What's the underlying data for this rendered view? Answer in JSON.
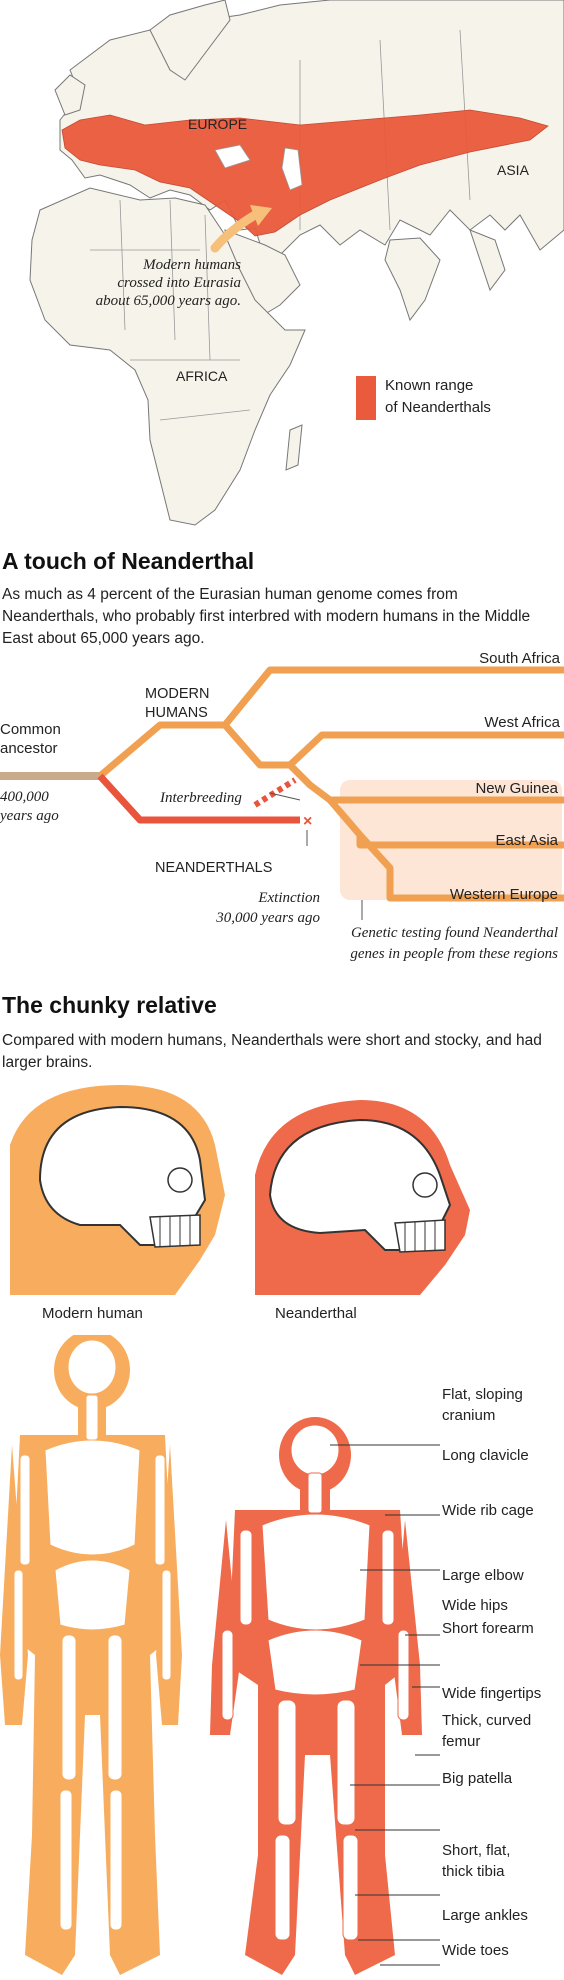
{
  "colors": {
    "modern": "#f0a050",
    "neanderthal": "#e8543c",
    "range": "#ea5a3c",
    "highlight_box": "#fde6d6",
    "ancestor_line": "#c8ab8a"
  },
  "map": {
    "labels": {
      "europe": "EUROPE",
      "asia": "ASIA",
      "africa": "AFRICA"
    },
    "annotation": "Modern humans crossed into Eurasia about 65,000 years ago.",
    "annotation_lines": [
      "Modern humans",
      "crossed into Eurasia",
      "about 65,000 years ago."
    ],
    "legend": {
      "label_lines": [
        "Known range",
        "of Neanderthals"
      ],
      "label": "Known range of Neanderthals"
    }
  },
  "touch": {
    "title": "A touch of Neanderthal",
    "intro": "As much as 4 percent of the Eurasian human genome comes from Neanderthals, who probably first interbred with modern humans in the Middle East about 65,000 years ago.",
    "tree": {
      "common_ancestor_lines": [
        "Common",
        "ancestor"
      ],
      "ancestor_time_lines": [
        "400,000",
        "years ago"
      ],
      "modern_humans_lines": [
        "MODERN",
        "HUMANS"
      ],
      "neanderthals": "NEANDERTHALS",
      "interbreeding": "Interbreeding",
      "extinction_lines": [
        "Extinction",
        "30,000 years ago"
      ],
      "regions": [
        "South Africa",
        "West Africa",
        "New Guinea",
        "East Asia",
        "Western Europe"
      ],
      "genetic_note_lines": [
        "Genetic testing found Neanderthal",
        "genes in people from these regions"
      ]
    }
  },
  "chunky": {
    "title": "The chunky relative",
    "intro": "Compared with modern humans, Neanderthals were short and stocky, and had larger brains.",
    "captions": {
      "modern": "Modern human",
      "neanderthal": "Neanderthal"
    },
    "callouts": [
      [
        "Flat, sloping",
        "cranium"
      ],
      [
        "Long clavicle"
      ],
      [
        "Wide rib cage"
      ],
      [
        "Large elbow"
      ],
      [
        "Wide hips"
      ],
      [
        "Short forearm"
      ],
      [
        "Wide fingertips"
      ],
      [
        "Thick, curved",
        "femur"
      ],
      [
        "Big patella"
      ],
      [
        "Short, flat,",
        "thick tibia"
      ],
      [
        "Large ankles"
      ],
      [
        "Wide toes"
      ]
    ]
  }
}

▬▬▬▬▬▬▬▬▬▬

§ Instructions to follow
Give only the number of lines in the material above that include the word "Known".

§ Completed exercise
2